◆ **SET TASK**: Each line containing the word "values" must be collected.

######

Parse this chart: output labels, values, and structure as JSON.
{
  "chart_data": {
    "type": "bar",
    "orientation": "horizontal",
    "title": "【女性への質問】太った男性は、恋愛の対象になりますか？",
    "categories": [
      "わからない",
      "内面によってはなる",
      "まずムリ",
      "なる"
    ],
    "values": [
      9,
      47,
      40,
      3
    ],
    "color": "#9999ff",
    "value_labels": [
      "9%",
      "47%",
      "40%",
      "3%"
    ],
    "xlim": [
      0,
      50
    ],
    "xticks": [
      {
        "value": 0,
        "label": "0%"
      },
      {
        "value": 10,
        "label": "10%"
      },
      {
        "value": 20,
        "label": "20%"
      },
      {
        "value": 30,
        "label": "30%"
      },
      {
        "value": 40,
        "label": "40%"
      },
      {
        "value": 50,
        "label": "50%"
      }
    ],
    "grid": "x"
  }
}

######

◆ **OUTPUT FOR THIS TASK**:
Parse this chart: output labels, values, and structure as JSON.
    "values": [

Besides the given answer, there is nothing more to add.